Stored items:

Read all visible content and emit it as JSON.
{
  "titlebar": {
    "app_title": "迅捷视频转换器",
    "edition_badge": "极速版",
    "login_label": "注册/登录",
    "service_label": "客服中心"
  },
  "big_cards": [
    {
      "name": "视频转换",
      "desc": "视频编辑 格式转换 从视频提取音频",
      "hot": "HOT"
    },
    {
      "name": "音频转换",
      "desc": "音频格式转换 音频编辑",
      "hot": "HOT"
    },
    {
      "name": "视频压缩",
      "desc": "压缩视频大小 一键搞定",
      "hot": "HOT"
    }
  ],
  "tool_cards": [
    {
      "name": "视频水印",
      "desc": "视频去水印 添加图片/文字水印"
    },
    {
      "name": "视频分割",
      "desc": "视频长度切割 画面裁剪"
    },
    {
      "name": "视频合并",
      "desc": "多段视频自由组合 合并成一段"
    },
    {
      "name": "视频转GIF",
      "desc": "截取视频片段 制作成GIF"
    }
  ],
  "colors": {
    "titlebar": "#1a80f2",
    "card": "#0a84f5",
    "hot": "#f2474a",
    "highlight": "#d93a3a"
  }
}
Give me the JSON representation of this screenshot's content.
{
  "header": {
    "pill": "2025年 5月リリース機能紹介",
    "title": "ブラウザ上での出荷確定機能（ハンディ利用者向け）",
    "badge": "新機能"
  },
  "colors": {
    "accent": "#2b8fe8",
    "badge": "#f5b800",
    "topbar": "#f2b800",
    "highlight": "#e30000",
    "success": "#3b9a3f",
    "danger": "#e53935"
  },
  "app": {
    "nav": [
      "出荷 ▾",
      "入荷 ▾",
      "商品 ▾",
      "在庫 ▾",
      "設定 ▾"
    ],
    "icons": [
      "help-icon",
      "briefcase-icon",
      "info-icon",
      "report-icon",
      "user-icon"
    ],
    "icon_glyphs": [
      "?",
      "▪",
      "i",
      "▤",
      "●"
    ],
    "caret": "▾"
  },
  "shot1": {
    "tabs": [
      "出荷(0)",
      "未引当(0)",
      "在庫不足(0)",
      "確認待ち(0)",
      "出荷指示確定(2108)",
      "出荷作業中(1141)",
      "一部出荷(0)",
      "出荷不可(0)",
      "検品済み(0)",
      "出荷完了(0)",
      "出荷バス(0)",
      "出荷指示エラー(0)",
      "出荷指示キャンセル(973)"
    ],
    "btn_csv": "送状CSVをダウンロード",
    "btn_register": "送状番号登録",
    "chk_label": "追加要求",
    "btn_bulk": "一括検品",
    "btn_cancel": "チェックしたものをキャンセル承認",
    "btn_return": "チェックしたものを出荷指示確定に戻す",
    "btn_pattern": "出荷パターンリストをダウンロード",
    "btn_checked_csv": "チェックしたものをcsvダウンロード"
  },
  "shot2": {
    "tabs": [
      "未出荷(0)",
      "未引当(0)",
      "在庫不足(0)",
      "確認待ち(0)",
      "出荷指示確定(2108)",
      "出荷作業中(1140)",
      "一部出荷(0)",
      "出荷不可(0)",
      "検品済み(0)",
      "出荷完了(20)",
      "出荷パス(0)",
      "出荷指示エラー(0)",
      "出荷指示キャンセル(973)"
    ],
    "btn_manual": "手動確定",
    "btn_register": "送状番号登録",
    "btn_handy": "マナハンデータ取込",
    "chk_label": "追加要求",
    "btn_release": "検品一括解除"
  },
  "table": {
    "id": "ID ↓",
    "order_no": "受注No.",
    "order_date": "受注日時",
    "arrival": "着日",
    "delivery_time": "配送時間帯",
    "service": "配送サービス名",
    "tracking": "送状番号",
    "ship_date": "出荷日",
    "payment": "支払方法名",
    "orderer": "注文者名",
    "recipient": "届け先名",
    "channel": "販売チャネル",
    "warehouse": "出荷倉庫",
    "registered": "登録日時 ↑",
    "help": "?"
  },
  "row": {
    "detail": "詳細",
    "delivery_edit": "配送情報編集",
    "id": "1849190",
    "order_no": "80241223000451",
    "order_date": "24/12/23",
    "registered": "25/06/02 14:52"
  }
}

EXERCISE OBJECTIVE: Reproduce each entry exactly, leaving out nothing.

WRITTEN RESPONSE:
Read all visible content and emit it as JSON.
{
  "titlebar": {
    "app_title": "迅捷视频转换器",
    "edition_badge": "极速版",
    "login_label": "注册/登录",
    "service_label": "客服中心"
  },
  "big_cards": [
    {
      "name": "视频转换",
      "desc": "视频编辑 格式转换 从视频提取音频",
      "hot": "HOT"
    },
    {
      "name": "音频转换",
      "desc": "音频格式转换 音频编辑",
      "hot": "HOT"
    },
    {
      "name": "视频压缩",
      "desc": "压缩视频大小 一键搞定",
      "hot": "HOT"
    }
  ],
  "tool_cards": [
    {
      "name": "视频水印",
      "desc": "视频去水印 添加图片/文字水印"
    },
    {
      "name": "视频分割",
      "desc": "视频长度切割 画面裁剪"
    },
    {
      "name": "视频合并",
      "desc": "多段视频自由组合 合并成一段"
    },
    {
      "name": "视频转GIF",
      "desc": "截取视频片段 制作成GIF"
    }
  ],
  "colors": {
    "titlebar": "#1a80f2",
    "card": "#0a84f5",
    "hot": "#f2474a",
    "highlight": "#d93a3a"
  }
}
Give me the JSON representation of this screenshot's content.
{
  "header": {
    "pill": "2025年 5月リリース機能紹介",
    "title": "ブラウザ上での出荷確定機能（ハンディ利用者向け）",
    "badge": "新機能"
  },
  "colors": {
    "accent": "#2b8fe8",
    "badge": "#f5b800",
    "topbar": "#f2b800",
    "highlight": "#e30000",
    "success": "#3b9a3f",
    "danger": "#e53935"
  },
  "app": {
    "nav": [
      "出荷 ▾",
      "入荷 ▾",
      "商品 ▾",
      "在庫 ▾",
      "設定 ▾"
    ],
    "icons": [
      "help-icon",
      "briefcase-icon",
      "info-icon",
      "report-icon",
      "user-icon"
    ],
    "icon_glyphs": [
      "?",
      "▪",
      "i",
      "▤",
      "●"
    ],
    "caret": "▾"
  },
  "shot1": {
    "tabs": [
      "出荷(0)",
      "未引当(0)",
      "在庫不足(0)",
      "確認待ち(0)",
      "出荷指示確定(2108)",
      "出荷作業中(1141)",
      "一部出荷(0)",
      "出荷不可(0)",
      "検品済み(0)",
      "出荷完了(0)",
      "出荷バス(0)",
      "出荷指示エラー(0)",
      "出荷指示キャンセル(973)"
    ],
    "btn_csv": "送状CSVをダウンロード",
    "btn_register": "送状番号登録",
    "chk_label": "追加要求",
    "btn_bulk": "一括検品",
    "btn_cancel": "チェックしたものをキャンセル承認",
    "btn_return": "チェックしたものを出荷指示確定に戻す",
    "btn_pattern": "出荷パターンリストをダウンロード",
    "btn_checked_csv": "チェックしたものをcsvダウンロード"
  },
  "shot2": {
    "tabs": [
      "未出荷(0)",
      "未引当(0)",
      "在庫不足(0)",
      "確認待ち(0)",
      "出荷指示確定(2108)",
      "出荷作業中(1140)",
      "一部出荷(0)",
      "出荷不可(0)",
      "検品済み(0)",
      "出荷完了(20)",
      "出荷パス(0)",
      "出荷指示エラー(0)",
      "出荷指示キャンセル(973)"
    ],
    "btn_manual": "手動確定",
    "btn_register": "送状番号登録",
    "btn_handy": "マナハンデータ取込",
    "chk_label": "追加要求",
    "btn_release": "検品一括解除"
  },
  "table": {
    "id": "ID ↓",
    "order_no": "受注No.",
    "order_date": "受注日時",
    "arrival": "着日",
    "delivery_time": "配送時間帯",
    "service": "配送サービス名",
    "tracking": "送状番号",
    "ship_date": "出荷日",
    "payment": "支払方法名",
    "orderer": "注文者名",
    "recipient": "届け先名",
    "channel": "販売チャネル",
    "warehouse": "出荷倉庫",
    "registered": "登録日時 ↑",
    "help": "?"
  },
  "row": {
    "detail": "詳細",
    "delivery_edit": "配送情報編集",
    "id": "1849190",
    "order_no": "80241223000451",
    "order_date": "24/12/23",
    "registered": "25/06/02 14:52"
  }
}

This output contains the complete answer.